-- Begin MATERIAL PROVIDED --

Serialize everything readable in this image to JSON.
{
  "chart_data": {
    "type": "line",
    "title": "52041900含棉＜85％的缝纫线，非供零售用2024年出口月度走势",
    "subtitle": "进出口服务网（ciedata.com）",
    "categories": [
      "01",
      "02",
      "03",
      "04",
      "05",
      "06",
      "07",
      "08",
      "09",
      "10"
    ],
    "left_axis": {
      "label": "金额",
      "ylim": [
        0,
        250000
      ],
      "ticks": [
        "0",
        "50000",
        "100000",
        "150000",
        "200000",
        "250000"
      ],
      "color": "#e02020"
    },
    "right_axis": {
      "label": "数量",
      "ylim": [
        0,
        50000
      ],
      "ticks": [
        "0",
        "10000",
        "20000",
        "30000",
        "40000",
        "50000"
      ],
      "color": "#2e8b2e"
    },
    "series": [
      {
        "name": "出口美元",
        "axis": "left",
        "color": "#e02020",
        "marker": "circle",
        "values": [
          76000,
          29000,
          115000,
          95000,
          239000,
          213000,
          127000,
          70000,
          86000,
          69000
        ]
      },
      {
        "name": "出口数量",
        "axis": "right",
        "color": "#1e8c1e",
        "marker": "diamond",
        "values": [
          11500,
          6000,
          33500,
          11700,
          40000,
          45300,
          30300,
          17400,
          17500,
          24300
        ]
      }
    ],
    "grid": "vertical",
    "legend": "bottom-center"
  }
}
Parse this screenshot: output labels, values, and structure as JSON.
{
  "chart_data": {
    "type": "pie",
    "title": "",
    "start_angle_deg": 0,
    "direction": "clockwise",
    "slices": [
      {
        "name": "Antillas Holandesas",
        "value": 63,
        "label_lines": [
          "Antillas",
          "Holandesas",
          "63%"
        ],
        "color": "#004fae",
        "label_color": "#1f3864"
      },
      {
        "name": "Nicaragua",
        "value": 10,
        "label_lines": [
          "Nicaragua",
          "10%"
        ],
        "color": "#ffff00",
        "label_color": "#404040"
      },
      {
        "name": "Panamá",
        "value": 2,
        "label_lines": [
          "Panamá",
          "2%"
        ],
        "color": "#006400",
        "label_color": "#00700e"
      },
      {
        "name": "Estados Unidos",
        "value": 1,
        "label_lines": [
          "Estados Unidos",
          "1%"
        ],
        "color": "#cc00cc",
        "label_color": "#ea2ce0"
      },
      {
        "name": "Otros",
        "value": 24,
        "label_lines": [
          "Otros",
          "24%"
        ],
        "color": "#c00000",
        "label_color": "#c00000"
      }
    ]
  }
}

-- End MATERIAL PROVIDED --

#### [THE TASK]
In the listing above, locate each line with "Holandesas" and copy it.

#### [RESPONSE BELOW]
        "name": "Antillas Holandesas",
          "Holandesas",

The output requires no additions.